§ Short task
Copy the lines holding the word "rapidly", all of them.

— start of Data for this task —

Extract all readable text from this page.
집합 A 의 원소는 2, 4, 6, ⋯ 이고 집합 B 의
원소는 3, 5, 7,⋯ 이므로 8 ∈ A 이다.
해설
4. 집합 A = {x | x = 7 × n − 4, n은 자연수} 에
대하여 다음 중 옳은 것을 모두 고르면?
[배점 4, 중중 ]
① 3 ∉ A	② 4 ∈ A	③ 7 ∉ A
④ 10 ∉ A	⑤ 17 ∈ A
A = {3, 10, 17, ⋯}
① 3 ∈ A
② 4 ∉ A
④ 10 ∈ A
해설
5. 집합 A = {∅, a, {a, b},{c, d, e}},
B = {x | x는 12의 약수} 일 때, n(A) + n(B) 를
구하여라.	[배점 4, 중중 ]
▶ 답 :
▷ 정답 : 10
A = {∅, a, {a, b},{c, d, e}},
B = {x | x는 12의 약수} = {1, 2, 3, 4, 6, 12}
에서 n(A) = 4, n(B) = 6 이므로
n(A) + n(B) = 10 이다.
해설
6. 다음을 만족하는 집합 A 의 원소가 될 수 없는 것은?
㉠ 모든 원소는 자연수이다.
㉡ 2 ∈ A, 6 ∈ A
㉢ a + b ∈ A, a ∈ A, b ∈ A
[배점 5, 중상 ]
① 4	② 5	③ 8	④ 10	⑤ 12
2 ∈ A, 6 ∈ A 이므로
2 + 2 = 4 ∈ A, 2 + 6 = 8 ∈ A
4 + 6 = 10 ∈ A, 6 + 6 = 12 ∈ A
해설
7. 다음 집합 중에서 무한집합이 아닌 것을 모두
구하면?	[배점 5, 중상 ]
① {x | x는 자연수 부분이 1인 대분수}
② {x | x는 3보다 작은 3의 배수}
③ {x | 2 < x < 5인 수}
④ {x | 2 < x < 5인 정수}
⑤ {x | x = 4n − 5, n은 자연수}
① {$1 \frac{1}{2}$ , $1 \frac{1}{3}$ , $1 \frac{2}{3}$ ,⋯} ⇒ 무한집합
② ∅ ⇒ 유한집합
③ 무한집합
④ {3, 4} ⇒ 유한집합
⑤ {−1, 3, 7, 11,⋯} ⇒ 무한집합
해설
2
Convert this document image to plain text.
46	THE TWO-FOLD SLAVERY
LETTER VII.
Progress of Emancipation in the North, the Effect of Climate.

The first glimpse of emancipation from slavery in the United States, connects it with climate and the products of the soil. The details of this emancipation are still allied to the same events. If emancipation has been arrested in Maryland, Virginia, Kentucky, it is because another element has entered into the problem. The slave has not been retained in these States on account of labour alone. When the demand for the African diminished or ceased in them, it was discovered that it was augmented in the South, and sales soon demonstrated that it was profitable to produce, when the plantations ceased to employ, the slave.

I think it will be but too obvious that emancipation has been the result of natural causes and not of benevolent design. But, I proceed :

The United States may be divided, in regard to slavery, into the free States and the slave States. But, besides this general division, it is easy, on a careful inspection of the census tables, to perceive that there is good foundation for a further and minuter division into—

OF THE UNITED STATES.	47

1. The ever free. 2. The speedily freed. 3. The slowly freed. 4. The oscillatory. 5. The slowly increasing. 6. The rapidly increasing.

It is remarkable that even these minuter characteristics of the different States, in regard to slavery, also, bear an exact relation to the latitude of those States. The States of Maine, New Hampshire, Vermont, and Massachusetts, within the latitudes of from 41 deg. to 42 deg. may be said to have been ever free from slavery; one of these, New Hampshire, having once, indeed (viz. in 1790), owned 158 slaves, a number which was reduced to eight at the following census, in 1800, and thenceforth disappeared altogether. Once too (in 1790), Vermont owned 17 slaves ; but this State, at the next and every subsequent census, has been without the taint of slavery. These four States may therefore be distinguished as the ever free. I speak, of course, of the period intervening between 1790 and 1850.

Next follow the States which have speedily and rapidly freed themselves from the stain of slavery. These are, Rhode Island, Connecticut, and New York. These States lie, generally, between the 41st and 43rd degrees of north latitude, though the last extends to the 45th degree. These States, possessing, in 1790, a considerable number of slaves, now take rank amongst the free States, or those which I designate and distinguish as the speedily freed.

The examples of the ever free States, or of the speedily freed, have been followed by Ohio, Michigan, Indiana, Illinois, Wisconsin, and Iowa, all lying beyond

— end of Data for this task —

§ Expected answer
1. The ever free. 2. The speedily freed. 3. The slowly freed. 4. The oscillatory. 5. The slowly increasing. 6. The rapidly increasing.
Next follow the States which have speedily and rapidly freed themselves from the stain of slavery. These are, Rhode Island, Connecticut, and New York. These States lie, generally, between the 41st and 43rd degrees of north latitude, though the last extends to the 45th degree. These States, possessing, in 1790, a considerable number of slaves, now take rank amongst the free States, or those which I designate and distinguish as the speedily freed.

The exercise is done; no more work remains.